#### [TASK GOAL]
Collect all lines from the records below that include the word "here".

#### [RECORDS FOR THE TASK]
start

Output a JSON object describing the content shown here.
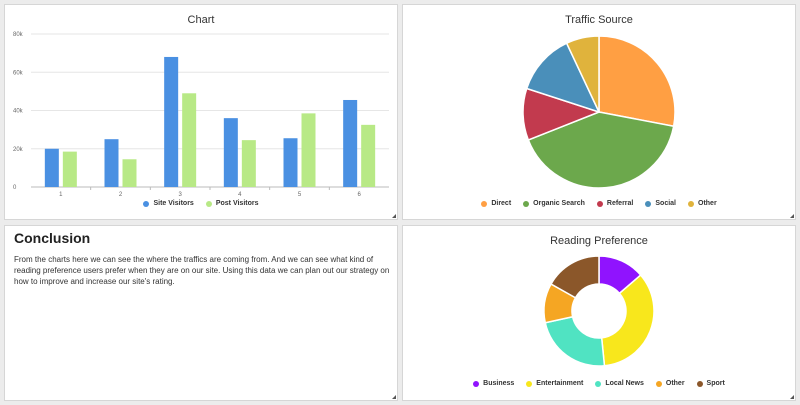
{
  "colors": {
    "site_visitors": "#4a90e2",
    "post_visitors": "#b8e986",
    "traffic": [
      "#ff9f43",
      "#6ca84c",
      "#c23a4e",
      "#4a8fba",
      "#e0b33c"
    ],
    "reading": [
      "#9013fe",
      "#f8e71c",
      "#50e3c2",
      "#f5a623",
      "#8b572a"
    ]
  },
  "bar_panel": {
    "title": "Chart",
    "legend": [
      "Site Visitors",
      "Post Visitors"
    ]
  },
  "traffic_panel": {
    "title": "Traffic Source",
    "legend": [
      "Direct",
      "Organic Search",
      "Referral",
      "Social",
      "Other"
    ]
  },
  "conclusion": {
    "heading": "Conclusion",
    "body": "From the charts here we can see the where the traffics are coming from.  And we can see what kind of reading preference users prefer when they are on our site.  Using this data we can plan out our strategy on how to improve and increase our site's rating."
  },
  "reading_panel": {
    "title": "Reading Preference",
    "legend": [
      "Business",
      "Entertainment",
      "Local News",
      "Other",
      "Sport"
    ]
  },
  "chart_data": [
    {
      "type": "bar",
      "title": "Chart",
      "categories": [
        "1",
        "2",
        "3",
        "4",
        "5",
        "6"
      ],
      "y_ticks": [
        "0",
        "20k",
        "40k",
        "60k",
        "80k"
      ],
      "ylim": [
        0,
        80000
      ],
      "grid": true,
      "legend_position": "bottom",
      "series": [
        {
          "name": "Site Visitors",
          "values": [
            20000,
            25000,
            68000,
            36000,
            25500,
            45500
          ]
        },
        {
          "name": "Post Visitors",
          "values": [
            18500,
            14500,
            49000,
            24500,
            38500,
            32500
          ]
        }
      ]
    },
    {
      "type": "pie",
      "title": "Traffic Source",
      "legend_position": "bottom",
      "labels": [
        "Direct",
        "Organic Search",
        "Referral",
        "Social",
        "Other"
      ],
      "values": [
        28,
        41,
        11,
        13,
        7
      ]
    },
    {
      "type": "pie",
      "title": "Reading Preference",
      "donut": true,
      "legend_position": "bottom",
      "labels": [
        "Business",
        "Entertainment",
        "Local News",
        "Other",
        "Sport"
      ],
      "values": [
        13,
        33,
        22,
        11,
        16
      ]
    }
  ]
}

end
start

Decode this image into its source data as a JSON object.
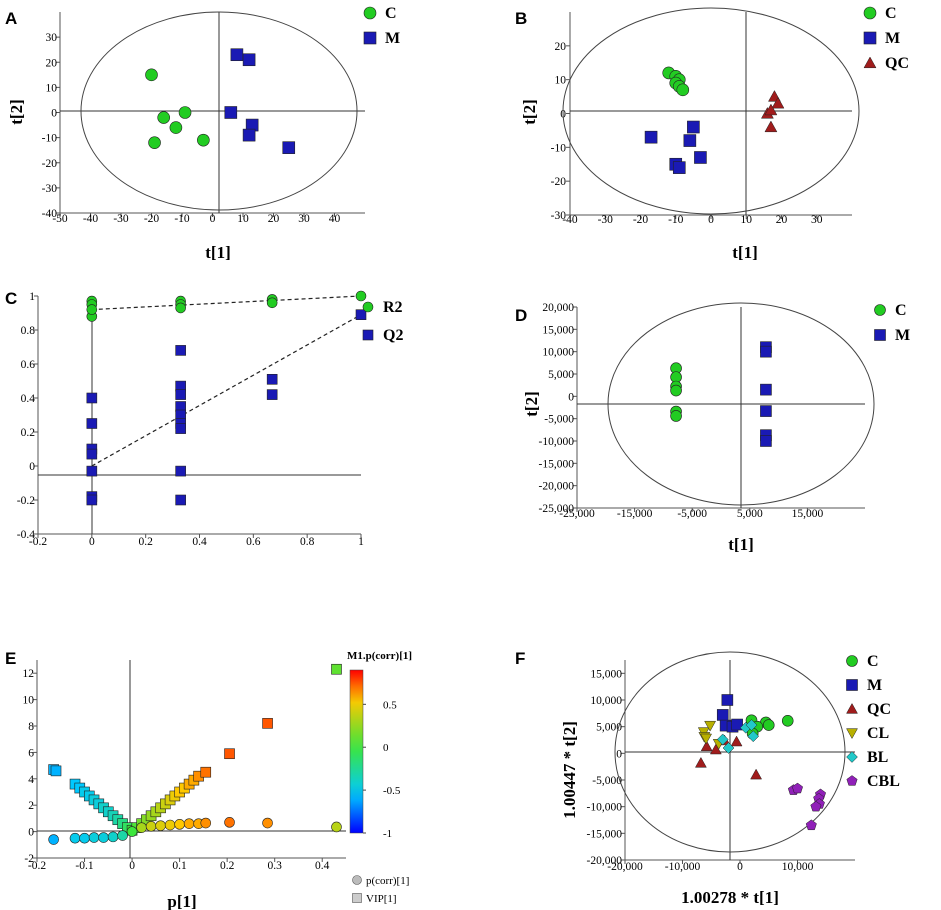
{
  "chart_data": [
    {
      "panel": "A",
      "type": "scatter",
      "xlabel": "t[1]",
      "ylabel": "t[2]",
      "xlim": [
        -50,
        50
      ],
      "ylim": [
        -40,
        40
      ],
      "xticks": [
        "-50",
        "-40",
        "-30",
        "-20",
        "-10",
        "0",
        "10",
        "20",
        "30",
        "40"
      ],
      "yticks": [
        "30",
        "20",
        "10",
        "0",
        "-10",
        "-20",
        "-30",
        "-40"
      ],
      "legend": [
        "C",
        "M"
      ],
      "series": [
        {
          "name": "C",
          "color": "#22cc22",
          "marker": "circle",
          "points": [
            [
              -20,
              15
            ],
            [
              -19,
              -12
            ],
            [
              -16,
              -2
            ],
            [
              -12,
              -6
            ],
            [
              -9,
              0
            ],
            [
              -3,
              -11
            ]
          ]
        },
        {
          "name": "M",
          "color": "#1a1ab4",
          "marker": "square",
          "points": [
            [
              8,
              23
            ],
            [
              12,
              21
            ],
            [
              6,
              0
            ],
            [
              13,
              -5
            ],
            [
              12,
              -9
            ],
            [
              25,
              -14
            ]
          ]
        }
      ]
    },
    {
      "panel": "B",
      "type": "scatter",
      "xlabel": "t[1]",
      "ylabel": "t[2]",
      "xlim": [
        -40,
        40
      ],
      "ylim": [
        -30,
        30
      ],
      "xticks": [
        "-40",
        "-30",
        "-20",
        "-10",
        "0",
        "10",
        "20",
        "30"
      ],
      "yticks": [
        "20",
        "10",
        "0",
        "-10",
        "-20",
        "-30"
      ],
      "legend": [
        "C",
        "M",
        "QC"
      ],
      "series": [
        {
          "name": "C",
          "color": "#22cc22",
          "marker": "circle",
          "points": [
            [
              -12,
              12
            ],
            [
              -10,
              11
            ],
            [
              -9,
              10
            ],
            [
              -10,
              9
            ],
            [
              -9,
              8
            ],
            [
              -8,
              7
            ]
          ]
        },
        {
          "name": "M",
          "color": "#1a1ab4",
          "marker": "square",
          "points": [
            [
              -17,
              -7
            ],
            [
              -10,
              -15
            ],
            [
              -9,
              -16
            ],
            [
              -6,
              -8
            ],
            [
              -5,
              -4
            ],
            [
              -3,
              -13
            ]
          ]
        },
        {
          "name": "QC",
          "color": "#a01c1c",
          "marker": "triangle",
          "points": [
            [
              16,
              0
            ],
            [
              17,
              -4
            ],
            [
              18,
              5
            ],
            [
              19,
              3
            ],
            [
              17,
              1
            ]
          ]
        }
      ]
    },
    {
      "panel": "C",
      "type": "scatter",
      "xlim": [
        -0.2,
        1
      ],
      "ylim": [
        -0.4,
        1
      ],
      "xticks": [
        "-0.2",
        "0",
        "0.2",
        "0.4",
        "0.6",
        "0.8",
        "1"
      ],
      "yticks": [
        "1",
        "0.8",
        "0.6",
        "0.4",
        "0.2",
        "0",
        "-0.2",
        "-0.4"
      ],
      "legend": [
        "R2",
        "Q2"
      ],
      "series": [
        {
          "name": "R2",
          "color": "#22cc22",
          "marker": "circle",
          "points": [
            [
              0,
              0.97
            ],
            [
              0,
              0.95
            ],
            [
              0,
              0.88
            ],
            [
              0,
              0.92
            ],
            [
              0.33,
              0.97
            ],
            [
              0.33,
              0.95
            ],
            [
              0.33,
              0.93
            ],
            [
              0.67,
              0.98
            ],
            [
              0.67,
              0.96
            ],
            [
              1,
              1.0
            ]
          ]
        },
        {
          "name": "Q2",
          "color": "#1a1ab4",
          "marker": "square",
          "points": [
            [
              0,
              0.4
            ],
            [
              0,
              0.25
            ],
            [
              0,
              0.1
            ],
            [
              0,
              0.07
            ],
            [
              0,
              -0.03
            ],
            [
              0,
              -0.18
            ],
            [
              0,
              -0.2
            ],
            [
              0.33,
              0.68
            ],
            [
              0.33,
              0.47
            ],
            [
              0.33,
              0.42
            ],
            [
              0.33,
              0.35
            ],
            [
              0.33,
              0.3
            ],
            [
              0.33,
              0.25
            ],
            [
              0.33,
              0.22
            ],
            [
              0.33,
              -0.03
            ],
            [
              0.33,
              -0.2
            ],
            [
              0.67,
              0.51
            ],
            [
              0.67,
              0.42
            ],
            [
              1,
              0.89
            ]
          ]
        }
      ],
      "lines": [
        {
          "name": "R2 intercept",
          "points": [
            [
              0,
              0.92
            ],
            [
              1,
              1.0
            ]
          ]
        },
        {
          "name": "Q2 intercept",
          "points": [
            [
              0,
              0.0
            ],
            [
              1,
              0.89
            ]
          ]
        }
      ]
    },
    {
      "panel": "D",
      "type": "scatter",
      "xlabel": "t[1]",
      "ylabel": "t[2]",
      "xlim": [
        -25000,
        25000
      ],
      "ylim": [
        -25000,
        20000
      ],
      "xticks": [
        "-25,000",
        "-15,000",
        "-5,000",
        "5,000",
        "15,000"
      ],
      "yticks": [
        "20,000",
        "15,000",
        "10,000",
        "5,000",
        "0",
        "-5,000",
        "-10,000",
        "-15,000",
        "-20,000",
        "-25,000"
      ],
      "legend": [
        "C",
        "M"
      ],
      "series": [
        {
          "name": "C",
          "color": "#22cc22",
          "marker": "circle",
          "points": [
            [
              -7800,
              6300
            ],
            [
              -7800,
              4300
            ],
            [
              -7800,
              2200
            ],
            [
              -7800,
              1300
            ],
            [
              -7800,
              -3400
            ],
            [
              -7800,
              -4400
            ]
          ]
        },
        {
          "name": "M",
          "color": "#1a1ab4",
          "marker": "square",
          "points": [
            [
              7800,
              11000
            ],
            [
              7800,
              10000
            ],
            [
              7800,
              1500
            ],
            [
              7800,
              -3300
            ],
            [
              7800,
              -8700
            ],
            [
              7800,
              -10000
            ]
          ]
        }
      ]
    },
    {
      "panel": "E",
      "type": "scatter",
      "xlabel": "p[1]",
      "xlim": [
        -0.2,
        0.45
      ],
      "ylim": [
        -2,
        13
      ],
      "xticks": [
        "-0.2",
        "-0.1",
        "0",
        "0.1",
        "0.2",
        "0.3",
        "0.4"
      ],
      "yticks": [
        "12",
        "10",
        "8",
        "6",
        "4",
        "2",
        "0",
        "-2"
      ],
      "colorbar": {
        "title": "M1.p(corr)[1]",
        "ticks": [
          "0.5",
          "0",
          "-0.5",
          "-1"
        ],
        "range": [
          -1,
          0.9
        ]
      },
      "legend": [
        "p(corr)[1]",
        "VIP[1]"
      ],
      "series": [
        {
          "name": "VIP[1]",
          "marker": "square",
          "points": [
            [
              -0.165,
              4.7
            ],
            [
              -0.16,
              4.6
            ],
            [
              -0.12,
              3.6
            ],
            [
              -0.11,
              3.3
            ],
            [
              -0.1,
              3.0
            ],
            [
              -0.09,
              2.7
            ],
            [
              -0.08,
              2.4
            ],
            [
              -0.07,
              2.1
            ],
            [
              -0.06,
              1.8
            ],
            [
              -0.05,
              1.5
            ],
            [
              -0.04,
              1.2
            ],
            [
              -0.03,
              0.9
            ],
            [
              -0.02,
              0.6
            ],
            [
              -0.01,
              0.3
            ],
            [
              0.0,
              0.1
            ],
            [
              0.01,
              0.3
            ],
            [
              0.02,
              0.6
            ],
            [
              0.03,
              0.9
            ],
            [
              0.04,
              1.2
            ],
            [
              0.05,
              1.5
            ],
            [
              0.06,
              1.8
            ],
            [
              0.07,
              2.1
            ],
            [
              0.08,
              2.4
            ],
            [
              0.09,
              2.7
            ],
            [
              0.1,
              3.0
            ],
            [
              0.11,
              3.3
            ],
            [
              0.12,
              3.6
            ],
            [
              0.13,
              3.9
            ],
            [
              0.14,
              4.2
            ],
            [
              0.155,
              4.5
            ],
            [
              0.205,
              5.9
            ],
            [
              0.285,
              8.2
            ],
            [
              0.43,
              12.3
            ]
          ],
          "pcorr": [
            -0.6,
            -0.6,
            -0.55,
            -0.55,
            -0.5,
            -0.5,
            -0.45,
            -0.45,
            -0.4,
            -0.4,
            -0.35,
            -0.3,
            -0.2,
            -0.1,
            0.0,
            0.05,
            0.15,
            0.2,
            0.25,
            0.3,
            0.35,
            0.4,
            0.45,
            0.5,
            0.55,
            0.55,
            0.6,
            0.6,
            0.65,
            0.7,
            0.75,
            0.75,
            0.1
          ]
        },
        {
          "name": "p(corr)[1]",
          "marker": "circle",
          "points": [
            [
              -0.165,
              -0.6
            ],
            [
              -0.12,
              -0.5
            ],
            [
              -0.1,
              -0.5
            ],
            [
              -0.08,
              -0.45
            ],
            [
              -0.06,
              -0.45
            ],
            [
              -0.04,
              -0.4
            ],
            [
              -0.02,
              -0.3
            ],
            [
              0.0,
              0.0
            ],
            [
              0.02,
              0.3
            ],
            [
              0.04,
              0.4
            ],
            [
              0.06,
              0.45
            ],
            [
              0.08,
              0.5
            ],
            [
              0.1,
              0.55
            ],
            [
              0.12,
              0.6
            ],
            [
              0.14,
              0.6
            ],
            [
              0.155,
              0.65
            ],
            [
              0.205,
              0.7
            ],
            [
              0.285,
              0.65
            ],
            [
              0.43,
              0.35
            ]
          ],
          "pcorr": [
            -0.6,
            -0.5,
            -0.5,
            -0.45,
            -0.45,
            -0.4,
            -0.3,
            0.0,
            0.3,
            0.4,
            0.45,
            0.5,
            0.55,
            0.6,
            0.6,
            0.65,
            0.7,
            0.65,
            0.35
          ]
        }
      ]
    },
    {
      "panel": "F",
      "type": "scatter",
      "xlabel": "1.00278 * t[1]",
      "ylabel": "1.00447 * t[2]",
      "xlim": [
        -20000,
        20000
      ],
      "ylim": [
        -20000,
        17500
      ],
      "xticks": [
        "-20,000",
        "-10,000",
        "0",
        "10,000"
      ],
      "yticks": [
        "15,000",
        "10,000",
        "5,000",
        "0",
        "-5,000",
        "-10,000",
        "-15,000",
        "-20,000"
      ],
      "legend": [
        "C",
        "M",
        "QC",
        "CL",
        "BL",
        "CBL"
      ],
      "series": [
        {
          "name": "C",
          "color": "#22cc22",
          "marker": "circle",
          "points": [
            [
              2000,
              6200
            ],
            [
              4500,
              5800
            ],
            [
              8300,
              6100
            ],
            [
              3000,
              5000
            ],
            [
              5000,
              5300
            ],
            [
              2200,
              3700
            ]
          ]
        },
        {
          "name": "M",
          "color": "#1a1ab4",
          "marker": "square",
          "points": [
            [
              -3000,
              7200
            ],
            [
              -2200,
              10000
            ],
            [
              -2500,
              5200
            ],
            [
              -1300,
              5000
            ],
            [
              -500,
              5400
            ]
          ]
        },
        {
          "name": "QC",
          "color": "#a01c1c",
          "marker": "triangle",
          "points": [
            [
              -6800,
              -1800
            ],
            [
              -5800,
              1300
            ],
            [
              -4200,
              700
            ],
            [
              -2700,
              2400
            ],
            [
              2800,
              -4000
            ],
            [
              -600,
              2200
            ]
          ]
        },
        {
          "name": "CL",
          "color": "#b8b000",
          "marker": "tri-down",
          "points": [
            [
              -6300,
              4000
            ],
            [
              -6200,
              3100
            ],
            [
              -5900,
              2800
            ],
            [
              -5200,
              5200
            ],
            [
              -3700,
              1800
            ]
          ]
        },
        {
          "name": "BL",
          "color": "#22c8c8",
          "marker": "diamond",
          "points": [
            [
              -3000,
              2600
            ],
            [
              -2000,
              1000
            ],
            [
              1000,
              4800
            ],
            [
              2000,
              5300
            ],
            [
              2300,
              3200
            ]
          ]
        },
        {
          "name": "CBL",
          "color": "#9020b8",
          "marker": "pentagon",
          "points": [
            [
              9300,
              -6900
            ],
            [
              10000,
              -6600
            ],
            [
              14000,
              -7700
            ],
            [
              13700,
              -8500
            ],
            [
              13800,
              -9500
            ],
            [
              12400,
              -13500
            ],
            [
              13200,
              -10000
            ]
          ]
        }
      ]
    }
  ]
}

end

#### [EXPECTED ANSWER]
Output a JSON object describing the content shown here.
    "body": "From the charts here we can see the where the traffics are coming from.  And we can see what kind of reading preference users prefer when they are on our site.  Using this data we can plan out our strategy on how to improve and increase our site's rating."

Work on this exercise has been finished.